PROBLEM TO SOLVE
Locate every row that contains the word "longitude" and copy each one; case counts.
====== DATA
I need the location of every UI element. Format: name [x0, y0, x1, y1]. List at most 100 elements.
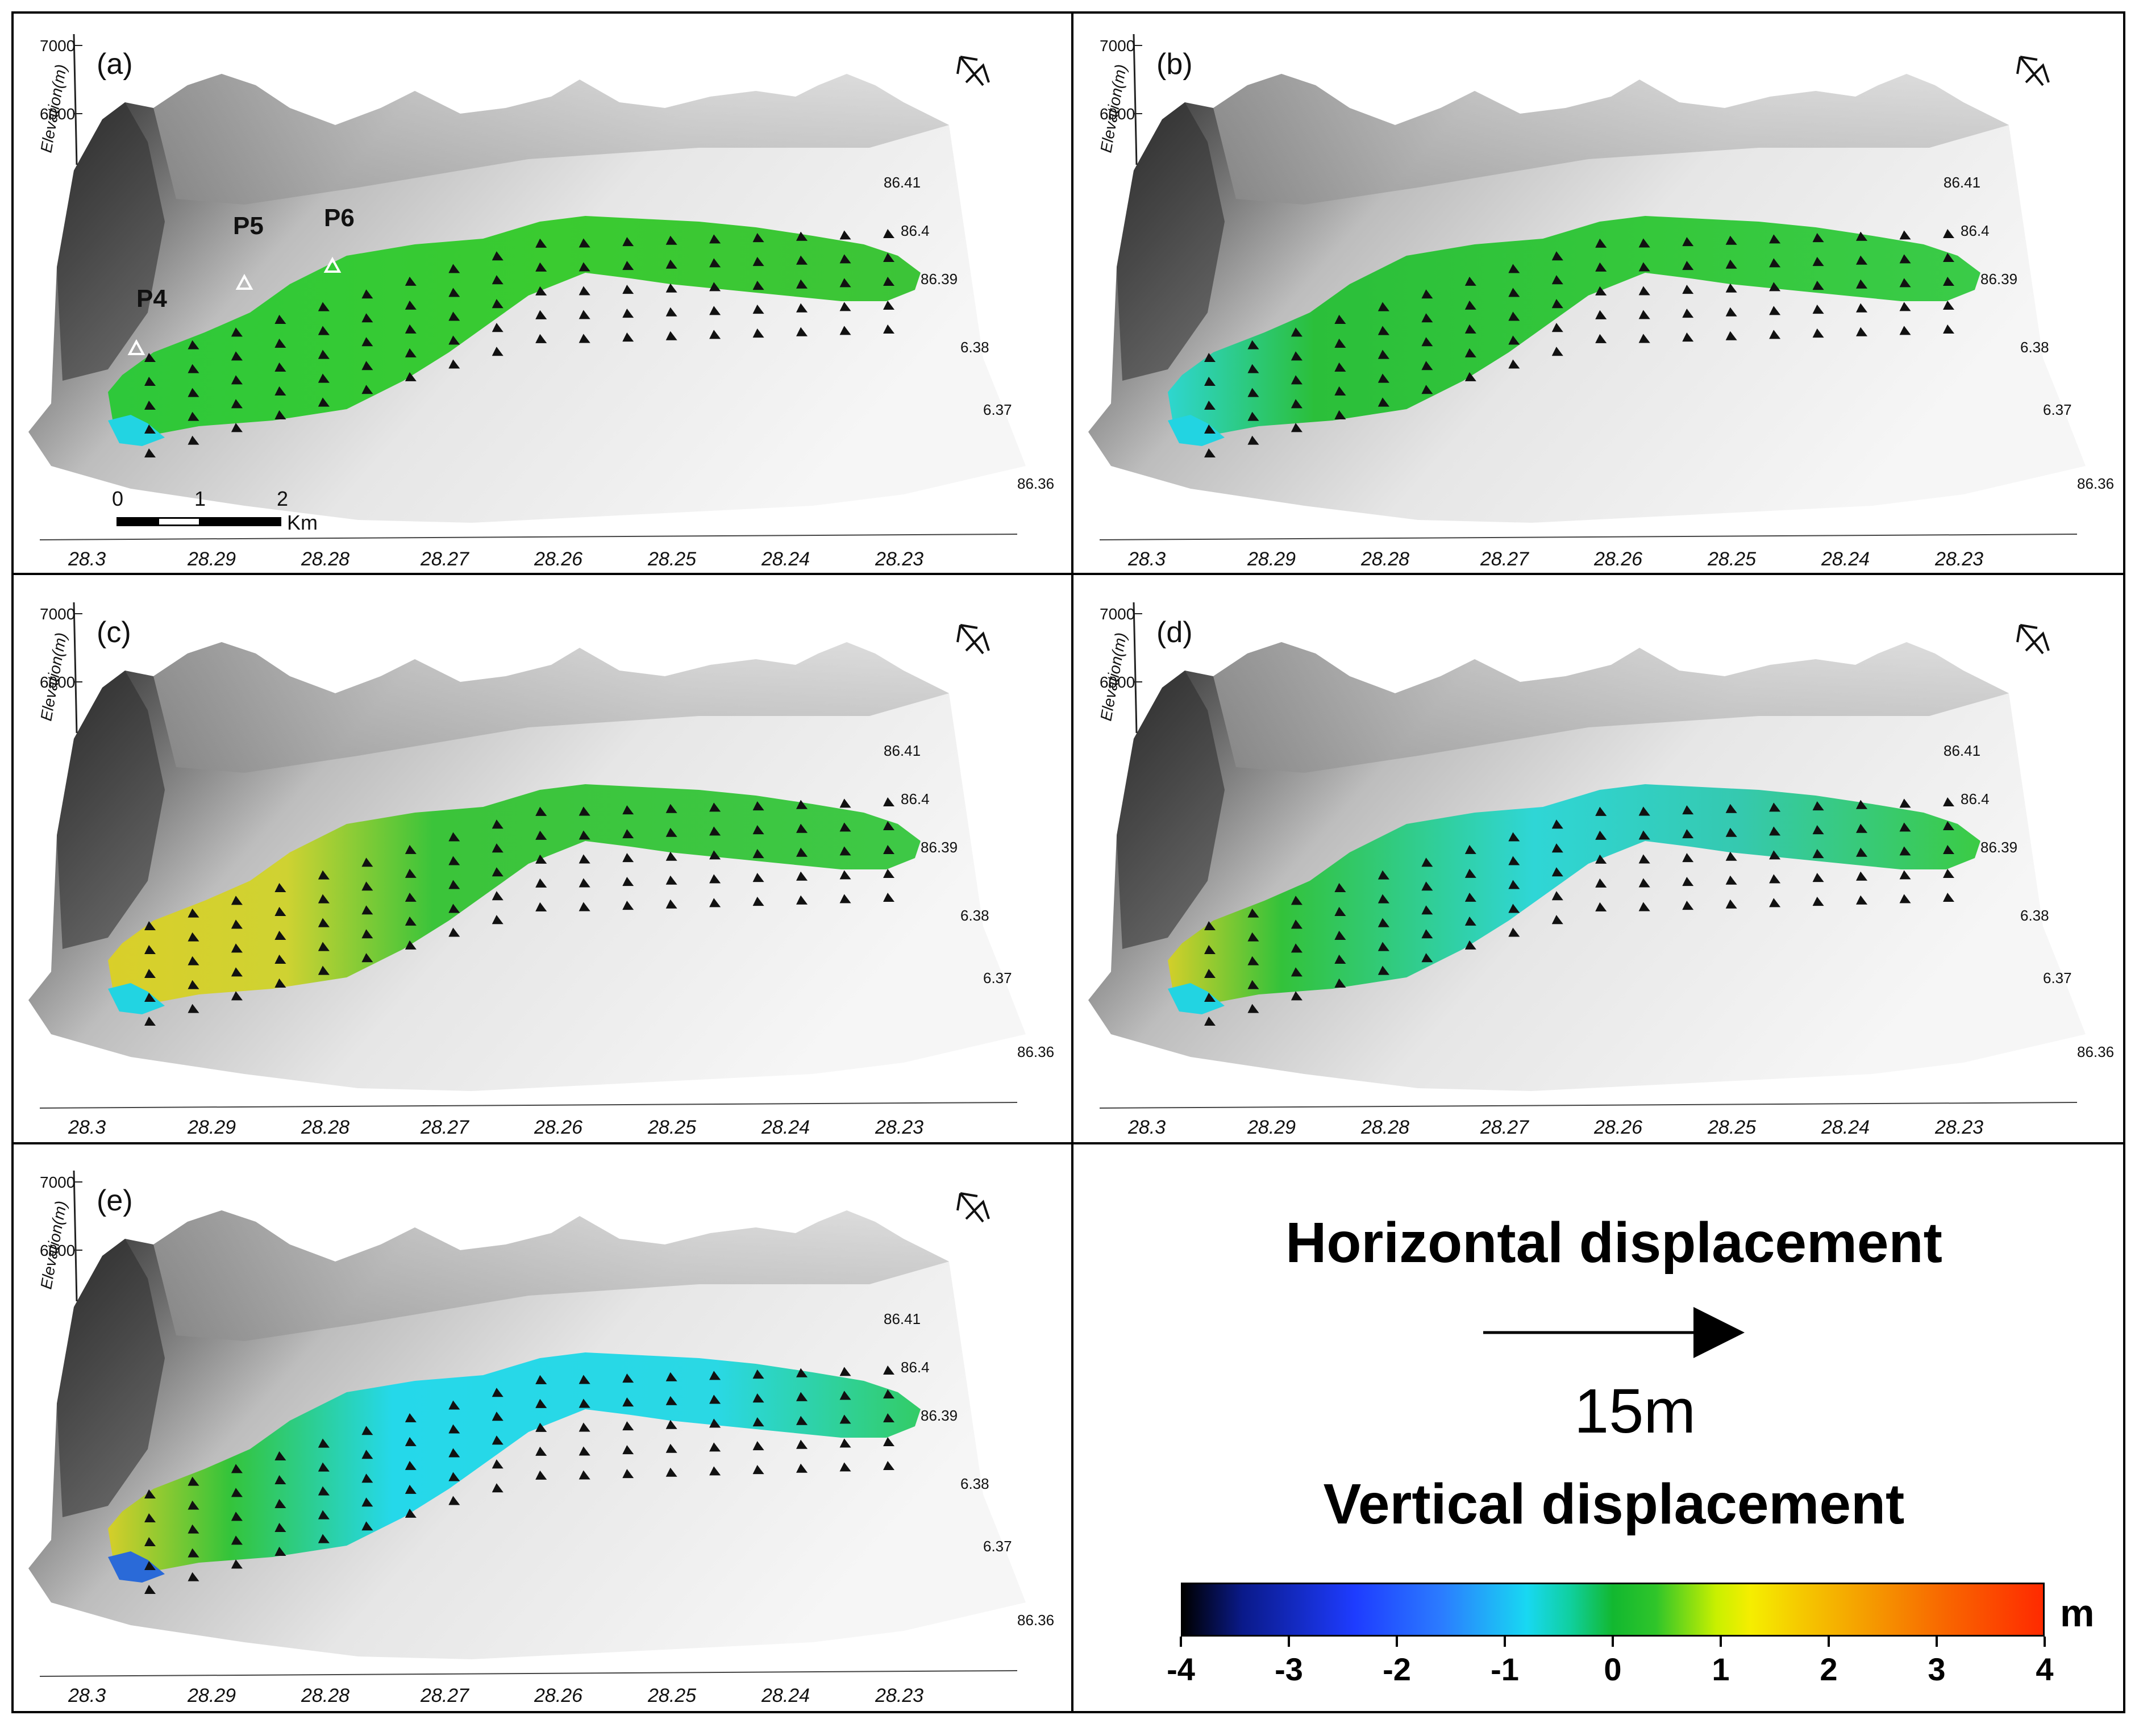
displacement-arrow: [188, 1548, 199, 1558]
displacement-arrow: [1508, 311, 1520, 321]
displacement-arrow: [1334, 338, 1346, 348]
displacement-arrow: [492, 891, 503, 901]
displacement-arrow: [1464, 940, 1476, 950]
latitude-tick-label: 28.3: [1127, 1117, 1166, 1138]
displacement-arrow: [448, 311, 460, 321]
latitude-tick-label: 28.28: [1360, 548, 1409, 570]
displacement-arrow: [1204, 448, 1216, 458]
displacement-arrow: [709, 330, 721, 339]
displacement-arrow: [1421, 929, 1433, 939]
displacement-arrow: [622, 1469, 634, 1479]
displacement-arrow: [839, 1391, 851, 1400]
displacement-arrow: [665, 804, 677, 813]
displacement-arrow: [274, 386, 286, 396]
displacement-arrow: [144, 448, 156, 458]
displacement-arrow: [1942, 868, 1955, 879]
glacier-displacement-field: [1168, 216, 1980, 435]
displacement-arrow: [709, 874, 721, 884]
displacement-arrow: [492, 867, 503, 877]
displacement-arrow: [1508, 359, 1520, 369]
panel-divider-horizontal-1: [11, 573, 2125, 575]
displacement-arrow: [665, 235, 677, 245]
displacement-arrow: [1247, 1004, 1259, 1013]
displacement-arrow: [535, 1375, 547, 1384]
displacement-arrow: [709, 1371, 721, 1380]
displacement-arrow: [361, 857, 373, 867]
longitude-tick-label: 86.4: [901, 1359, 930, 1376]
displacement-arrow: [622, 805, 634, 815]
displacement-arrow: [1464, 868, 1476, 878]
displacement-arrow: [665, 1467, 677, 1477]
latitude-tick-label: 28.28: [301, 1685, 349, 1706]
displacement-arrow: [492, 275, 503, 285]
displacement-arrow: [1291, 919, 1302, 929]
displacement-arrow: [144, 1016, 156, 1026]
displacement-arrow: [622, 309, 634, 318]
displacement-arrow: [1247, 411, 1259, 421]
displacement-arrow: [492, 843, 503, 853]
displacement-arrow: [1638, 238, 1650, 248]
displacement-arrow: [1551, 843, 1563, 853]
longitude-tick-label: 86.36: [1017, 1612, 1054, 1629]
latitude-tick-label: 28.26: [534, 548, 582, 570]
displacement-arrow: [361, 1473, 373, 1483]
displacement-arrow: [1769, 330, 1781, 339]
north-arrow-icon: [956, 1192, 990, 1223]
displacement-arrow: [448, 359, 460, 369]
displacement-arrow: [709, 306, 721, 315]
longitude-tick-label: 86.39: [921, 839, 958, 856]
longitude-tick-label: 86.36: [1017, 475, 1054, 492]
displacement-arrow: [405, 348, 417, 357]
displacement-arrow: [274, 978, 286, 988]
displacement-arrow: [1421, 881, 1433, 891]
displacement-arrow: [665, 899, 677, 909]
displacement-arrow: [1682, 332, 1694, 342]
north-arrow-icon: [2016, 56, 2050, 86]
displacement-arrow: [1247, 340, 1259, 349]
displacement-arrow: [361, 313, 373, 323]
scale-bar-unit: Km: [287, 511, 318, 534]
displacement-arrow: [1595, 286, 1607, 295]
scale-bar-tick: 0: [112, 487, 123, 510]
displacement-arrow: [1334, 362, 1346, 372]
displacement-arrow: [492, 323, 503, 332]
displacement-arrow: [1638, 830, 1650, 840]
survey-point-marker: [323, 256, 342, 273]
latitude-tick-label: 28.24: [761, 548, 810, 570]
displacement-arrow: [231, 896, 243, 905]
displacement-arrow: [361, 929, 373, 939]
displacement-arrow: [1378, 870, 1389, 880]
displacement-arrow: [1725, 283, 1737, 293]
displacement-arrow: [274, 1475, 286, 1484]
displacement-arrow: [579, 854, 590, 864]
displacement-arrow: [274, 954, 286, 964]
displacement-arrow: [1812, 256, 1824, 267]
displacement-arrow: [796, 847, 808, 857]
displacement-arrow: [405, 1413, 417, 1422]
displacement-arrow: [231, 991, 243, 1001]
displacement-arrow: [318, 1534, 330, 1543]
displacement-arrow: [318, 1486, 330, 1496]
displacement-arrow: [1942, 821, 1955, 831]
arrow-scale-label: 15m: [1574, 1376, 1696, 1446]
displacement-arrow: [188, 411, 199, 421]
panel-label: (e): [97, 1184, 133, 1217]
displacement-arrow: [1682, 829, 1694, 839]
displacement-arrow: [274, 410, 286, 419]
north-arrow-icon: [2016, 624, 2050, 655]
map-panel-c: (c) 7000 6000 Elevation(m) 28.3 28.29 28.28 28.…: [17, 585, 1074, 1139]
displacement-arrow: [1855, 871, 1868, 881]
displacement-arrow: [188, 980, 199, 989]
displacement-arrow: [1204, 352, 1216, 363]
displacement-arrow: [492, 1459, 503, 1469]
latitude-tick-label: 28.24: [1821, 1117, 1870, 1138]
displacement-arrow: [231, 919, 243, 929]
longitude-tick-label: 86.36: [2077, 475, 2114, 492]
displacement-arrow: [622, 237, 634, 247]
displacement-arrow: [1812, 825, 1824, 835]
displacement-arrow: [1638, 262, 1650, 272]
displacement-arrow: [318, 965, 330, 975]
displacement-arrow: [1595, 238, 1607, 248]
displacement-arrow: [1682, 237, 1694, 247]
============
CORRECT RESULT
longitude-tick-label: 86.4: [901, 1359, 930, 1376]
longitude-tick-label: 86.36: [1017, 1612, 1054, 1629]
longitude-tick-label: 86.39: [921, 839, 958, 856]
longitude-tick-label: 86.36: [1017, 475, 1054, 492]
longitude-tick-label: 86.36: [2077, 475, 2114, 492]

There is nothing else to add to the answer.